* [Job]: Repeat the records in full and exactly, omitting pictures.

________________________

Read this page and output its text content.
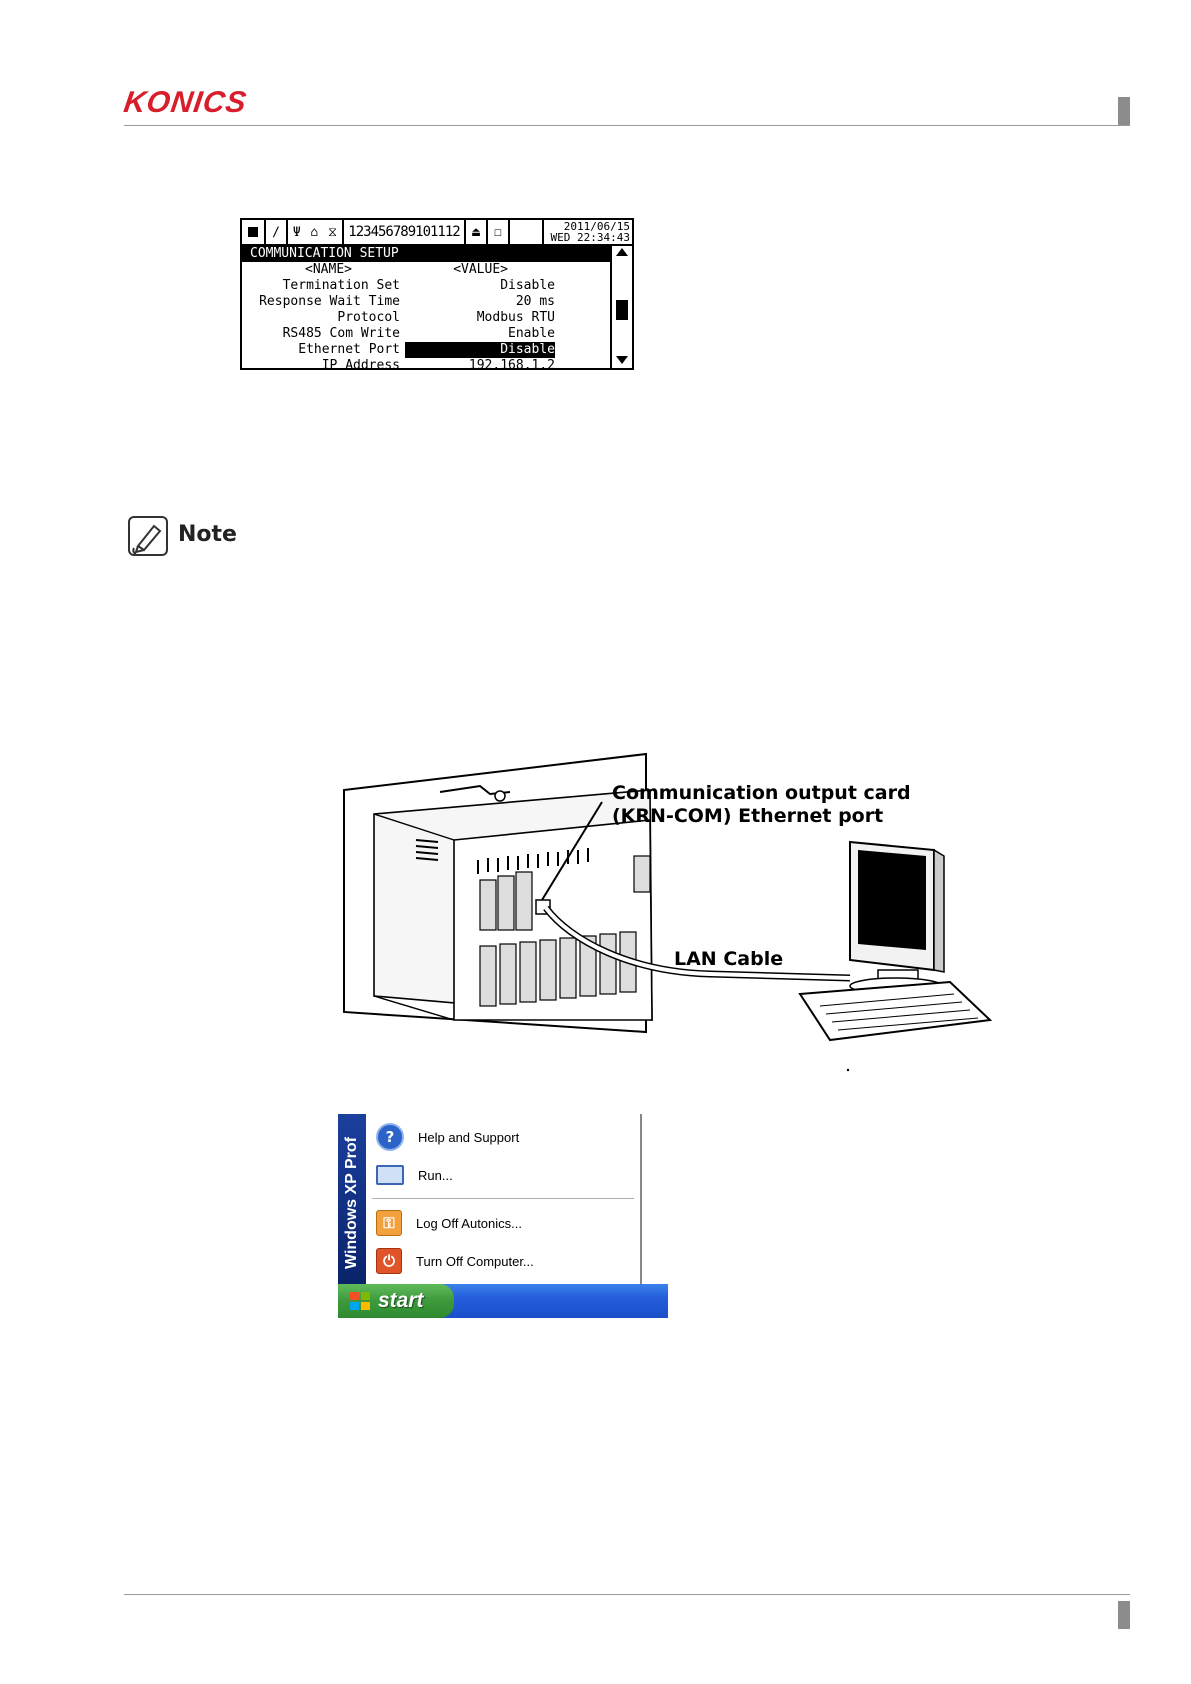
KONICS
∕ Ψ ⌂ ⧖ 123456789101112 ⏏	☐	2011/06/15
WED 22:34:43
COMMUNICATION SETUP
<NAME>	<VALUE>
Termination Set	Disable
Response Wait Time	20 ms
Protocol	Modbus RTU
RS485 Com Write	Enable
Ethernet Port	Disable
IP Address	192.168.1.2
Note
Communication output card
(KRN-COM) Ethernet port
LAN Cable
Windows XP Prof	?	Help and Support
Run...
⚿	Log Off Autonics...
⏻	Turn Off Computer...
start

________________________

* [Task answer]:
Read this page and output its text content.
KONICS
∕ Ψ ⌂ ⧖ 123456789101112 ⏏	☐	2011/06/15
WED 22:34:43
COMMUNICATION SETUP
<NAME>	<VALUE>
Termination Set	Disable
Response Wait Time	20 ms
Protocol	Modbus RTU
RS485 Com Write	Enable
Ethernet Port	Disable
IP Address	192.168.1.2
Note
Communication output card
(KRN-COM) Ethernet port
LAN Cable
Windows XP Prof	?	Help and Support
Run...
⚿	Log Off Autonics...
⏻	Turn Off Computer...
start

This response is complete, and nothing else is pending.